Work to do:
Transcribe every entry word for word. Skip the pictures.

Listed entries:
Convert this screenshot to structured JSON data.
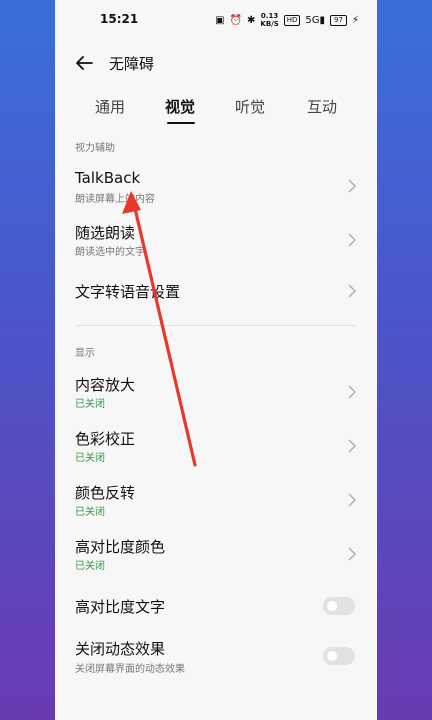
{
  "status_bar": {
    "time": "15:21",
    "net_speed_value": "0.13",
    "net_speed_unit": "KB/S",
    "hd": "HD",
    "signal": "5G",
    "battery": "97"
  },
  "header": {
    "title": "无障碍"
  },
  "tabs": [
    {
      "label": "通用"
    },
    {
      "label": "视觉"
    },
    {
      "label": "听觉"
    },
    {
      "label": "互动"
    }
  ],
  "sections": {
    "vision_aid": "视力辅助",
    "display": "显示"
  },
  "items": {
    "talkback": {
      "title": "TalkBack",
      "subtitle": "朗读屏幕上的内容"
    },
    "select_to_speak": {
      "title": "随选朗读",
      "subtitle": "朗读选中的文字"
    },
    "tts": {
      "title": "文字转语音设置"
    },
    "magnify": {
      "title": "内容放大",
      "subtitle": "已关闭"
    },
    "color_correction": {
      "title": "色彩校正",
      "subtitle": "已关闭"
    },
    "color_inversion": {
      "title": "颜色反转",
      "subtitle": "已关闭"
    },
    "high_contrast_color": {
      "title": "高对比度颜色",
      "subtitle": "已关闭"
    },
    "high_contrast_text": {
      "title": "高对比度文字"
    },
    "remove_animations": {
      "title": "关闭动态效果",
      "subtitle": "关闭屏幕界面的动态效果"
    }
  },
  "colors": {
    "accent_off_status": "#2e9b44",
    "annotation_arrow": "#e8372b"
  }
}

Finished answer:
Convert this screenshot to structured JSON data.
{
  "status_bar": {
    "time": "15:21",
    "net_speed_value": "0.13",
    "net_speed_unit": "KB/S",
    "hd": "HD",
    "signal": "5G",
    "battery": "97"
  },
  "header": {
    "title": "无障碍"
  },
  "tabs": [
    {
      "label": "通用"
    },
    {
      "label": "视觉"
    },
    {
      "label": "听觉"
    },
    {
      "label": "互动"
    }
  ],
  "sections": {
    "vision_aid": "视力辅助",
    "display": "显示"
  },
  "items": {
    "talkback": {
      "title": "TalkBack",
      "subtitle": "朗读屏幕上的内容"
    },
    "select_to_speak": {
      "title": "随选朗读",
      "subtitle": "朗读选中的文字"
    },
    "tts": {
      "title": "文字转语音设置"
    },
    "magnify": {
      "title": "内容放大",
      "subtitle": "已关闭"
    },
    "color_correction": {
      "title": "色彩校正",
      "subtitle": "已关闭"
    },
    "color_inversion": {
      "title": "颜色反转",
      "subtitle": "已关闭"
    },
    "high_contrast_color": {
      "title": "高对比度颜色",
      "subtitle": "已关闭"
    },
    "high_contrast_text": {
      "title": "高对比度文字"
    },
    "remove_animations": {
      "title": "关闭动态效果",
      "subtitle": "关闭屏幕界面的动态效果"
    }
  },
  "colors": {
    "accent_off_status": "#2e9b44",
    "annotation_arrow": "#e8372b"
  }
}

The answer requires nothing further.